Problem details:
Omit all images. Transcribe the rest of the material below exactly.
┄┄┄┄┄┄┄┄┄┄┄┄┄┄┄┄┄┄┄┄
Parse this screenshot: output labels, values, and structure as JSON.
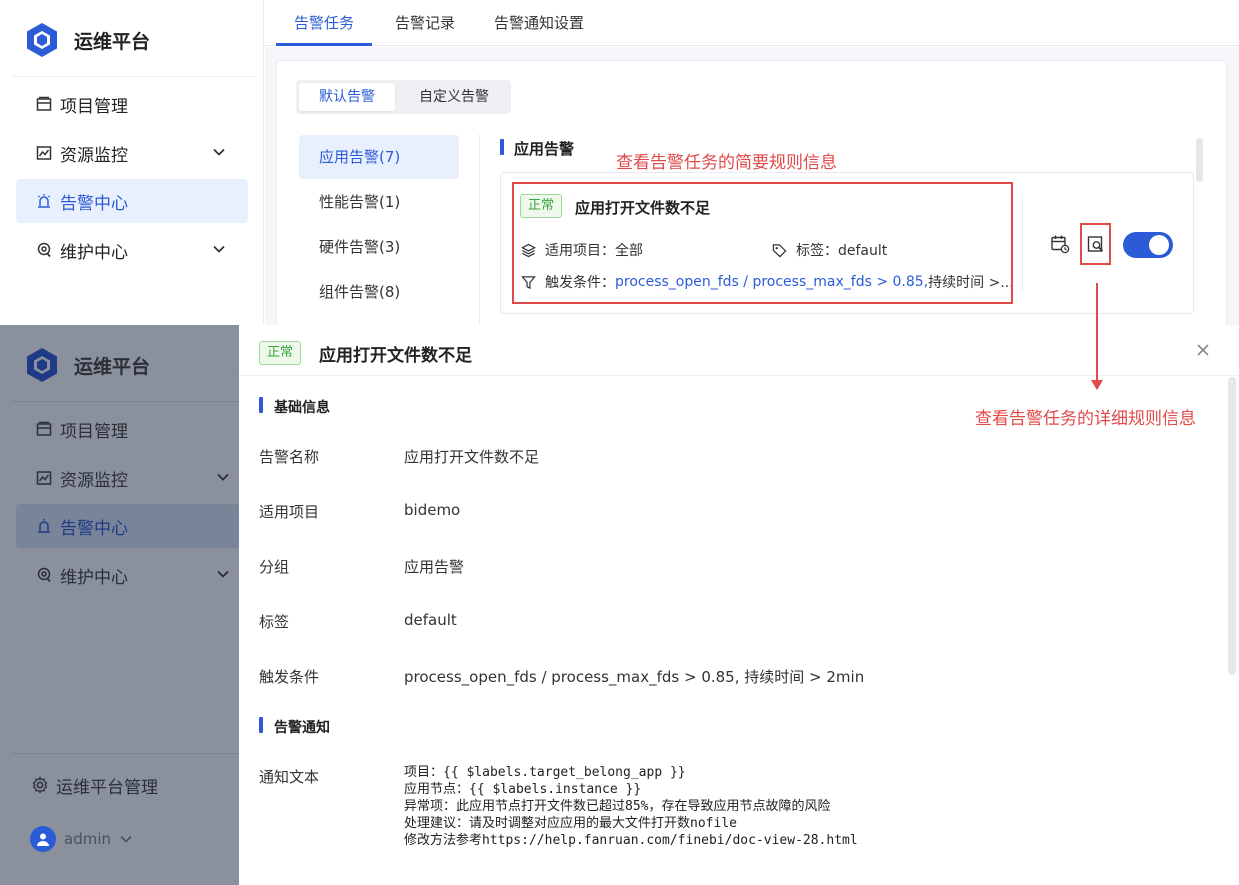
{
  "app": {
    "title": "运维平台"
  },
  "sidebar": {
    "items": [
      {
        "label": "项目管理",
        "icon": "folder-icon"
      },
      {
        "label": "资源监控",
        "icon": "monitor-chart-icon"
      },
      {
        "label": "告警中心",
        "icon": "alarm-icon"
      },
      {
        "label": "维护中心",
        "icon": "maintenance-icon"
      }
    ],
    "platform_admin": "运维平台管理",
    "user": "admin"
  },
  "tabs": [
    "告警任务",
    "告警记录",
    "告警通知设置"
  ],
  "segment": {
    "default": "默认告警",
    "custom": "自定义告警"
  },
  "categories": [
    "应用告警(7)",
    "性能告警(1)",
    "硬件告警(3)",
    "组件告警(8)"
  ],
  "section_title": "应用告警",
  "alert_card": {
    "status": "正常",
    "name": "应用打开文件数不足",
    "project_label": "适用项目：全部",
    "tag_label": "标签：default",
    "trigger_label": "触发条件：",
    "trigger_value": "process_open_fds / process_max_fds > 0.85,",
    "trigger_suffix": " 持续时间 >..."
  },
  "annotations": {
    "brief": "查看告警任务的简要规则信息",
    "detail": "查看告警任务的详细规则信息"
  },
  "drawer": {
    "status": "正常",
    "title": "应用打开文件数不足",
    "basic_title": "基础信息",
    "fields": [
      {
        "label": "告警名称",
        "value": "应用打开文件数不足"
      },
      {
        "label": "适用项目",
        "value": "bidemo"
      },
      {
        "label": "分组",
        "value": "应用告警"
      },
      {
        "label": "标签",
        "value": "default"
      },
      {
        "label": "触发条件",
        "value": "process_open_fds / process_max_fds > 0.85, 持续时间 > 2min"
      }
    ],
    "notify_title": "告警通知",
    "notify_label": "通知文本",
    "notify_text": "项目：{{ $labels.target_belong_app }}\n应用节点：{{ $labels.instance }}\n异常项：此应用节点打开文件数已超过85%，存在导致应用节点故障的风险\n处理建议：请及时调整对应应用的最大文件打开数nofile\n修改方法参考https://help.fanruan.com/finebi/doc-view-28.html"
  },
  "colors": {
    "accent": "#2b5bd7",
    "annotation": "#e04a4a",
    "success": "#3aa43a"
  }
}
┄┄┄┄┄┄┄┄┄┄┄┄┄┄┄┄┄┄┄┄
Written answer:
Parse this screenshot: output labels, values, and structure as JSON.
{
  "app": {
    "title": "运维平台"
  },
  "sidebar": {
    "items": [
      {
        "label": "项目管理",
        "icon": "folder-icon"
      },
      {
        "label": "资源监控",
        "icon": "monitor-chart-icon"
      },
      {
        "label": "告警中心",
        "icon": "alarm-icon"
      },
      {
        "label": "维护中心",
        "icon": "maintenance-icon"
      }
    ],
    "platform_admin": "运维平台管理",
    "user": "admin"
  },
  "tabs": [
    "告警任务",
    "告警记录",
    "告警通知设置"
  ],
  "segment": {
    "default": "默认告警",
    "custom": "自定义告警"
  },
  "categories": [
    "应用告警(7)",
    "性能告警(1)",
    "硬件告警(3)",
    "组件告警(8)"
  ],
  "section_title": "应用告警",
  "alert_card": {
    "status": "正常",
    "name": "应用打开文件数不足",
    "project_label": "适用项目：全部",
    "tag_label": "标签：default",
    "trigger_label": "触发条件：",
    "trigger_value": "process_open_fds / process_max_fds > 0.85,",
    "trigger_suffix": " 持续时间 >..."
  },
  "annotations": {
    "brief": "查看告警任务的简要规则信息",
    "detail": "查看告警任务的详细规则信息"
  },
  "drawer": {
    "status": "正常",
    "title": "应用打开文件数不足",
    "basic_title": "基础信息",
    "fields": [
      {
        "label": "告警名称",
        "value": "应用打开文件数不足"
      },
      {
        "label": "适用项目",
        "value": "bidemo"
      },
      {
        "label": "分组",
        "value": "应用告警"
      },
      {
        "label": "标签",
        "value": "default"
      },
      {
        "label": "触发条件",
        "value": "process_open_fds / process_max_fds > 0.85, 持续时间 > 2min"
      }
    ],
    "notify_title": "告警通知",
    "notify_label": "通知文本",
    "notify_text": "项目：{{ $labels.target_belong_app }}\n应用节点：{{ $labels.instance }}\n异常项：此应用节点打开文件数已超过85%，存在导致应用节点故障的风险\n处理建议：请及时调整对应应用的最大文件打开数nofile\n修改方法参考https://help.fanruan.com/finebi/doc-view-28.html"
  },
  "colors": {
    "accent": "#2b5bd7",
    "annotation": "#e04a4a",
    "success": "#3aa43a"
  }
}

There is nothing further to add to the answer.